Check each line of the entries for "russia" and report the ones that have it.

╭─ Given data

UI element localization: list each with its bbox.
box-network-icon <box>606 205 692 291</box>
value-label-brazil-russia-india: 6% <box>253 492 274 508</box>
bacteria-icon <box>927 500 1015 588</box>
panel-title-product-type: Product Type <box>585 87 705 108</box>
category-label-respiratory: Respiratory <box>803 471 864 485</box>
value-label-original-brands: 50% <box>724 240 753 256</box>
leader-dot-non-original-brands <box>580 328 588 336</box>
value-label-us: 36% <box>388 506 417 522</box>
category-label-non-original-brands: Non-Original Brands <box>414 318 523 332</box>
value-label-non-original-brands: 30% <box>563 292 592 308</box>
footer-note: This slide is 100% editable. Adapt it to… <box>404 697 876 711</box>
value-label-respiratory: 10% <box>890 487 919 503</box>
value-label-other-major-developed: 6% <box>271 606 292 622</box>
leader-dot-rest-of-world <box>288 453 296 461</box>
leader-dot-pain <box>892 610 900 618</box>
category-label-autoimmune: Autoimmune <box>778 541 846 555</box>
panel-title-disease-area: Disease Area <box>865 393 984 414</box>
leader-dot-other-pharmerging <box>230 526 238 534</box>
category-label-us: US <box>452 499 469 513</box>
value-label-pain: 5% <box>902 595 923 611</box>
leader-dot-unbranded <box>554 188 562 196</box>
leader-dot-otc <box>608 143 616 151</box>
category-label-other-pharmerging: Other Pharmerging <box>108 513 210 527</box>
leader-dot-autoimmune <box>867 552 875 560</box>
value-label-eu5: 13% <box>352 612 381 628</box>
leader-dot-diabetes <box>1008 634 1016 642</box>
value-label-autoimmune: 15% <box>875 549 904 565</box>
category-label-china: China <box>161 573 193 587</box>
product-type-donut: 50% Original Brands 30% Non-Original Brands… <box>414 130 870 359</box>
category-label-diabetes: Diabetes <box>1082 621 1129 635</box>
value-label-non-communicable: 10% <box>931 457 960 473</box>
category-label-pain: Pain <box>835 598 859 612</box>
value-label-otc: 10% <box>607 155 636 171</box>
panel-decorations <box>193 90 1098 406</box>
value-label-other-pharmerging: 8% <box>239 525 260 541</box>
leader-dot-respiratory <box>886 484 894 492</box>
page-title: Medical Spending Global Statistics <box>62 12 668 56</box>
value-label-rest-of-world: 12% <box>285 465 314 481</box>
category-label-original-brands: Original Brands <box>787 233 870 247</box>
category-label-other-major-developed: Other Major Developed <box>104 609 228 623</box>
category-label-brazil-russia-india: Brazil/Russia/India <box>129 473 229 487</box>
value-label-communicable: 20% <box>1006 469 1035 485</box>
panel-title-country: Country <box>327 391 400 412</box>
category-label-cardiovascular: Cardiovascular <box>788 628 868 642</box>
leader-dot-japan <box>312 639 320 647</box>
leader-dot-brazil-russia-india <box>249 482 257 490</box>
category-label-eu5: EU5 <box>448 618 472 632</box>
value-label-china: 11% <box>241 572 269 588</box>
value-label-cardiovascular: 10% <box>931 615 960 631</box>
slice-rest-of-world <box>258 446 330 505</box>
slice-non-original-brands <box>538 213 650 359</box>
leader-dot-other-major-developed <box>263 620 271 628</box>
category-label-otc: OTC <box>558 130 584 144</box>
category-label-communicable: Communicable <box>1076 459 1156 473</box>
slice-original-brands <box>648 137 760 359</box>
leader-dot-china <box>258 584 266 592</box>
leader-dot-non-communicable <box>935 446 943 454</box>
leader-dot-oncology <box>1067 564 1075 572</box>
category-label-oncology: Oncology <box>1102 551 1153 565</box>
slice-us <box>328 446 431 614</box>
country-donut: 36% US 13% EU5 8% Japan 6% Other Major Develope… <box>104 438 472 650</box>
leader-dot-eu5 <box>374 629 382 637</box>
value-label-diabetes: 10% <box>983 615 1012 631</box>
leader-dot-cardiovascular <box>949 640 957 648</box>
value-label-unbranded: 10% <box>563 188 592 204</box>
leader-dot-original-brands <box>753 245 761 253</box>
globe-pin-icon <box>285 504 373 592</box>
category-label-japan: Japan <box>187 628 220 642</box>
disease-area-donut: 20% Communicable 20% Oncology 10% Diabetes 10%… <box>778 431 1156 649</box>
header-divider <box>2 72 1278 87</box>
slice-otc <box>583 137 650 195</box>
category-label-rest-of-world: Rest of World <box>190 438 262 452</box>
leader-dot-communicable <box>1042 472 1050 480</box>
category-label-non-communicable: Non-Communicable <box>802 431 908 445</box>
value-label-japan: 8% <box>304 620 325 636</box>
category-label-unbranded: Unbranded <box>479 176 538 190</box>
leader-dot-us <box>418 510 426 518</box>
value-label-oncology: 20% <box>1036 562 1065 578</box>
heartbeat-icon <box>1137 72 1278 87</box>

╰─

### Answer area
value-label-brazil-russia-india: 6% <box>253 492 274 508</box>
category-label-brazil-russia-india: Brazil/Russia/India <box>129 473 229 487</box>
leader-dot-brazil-russia-india <box>249 482 257 490</box>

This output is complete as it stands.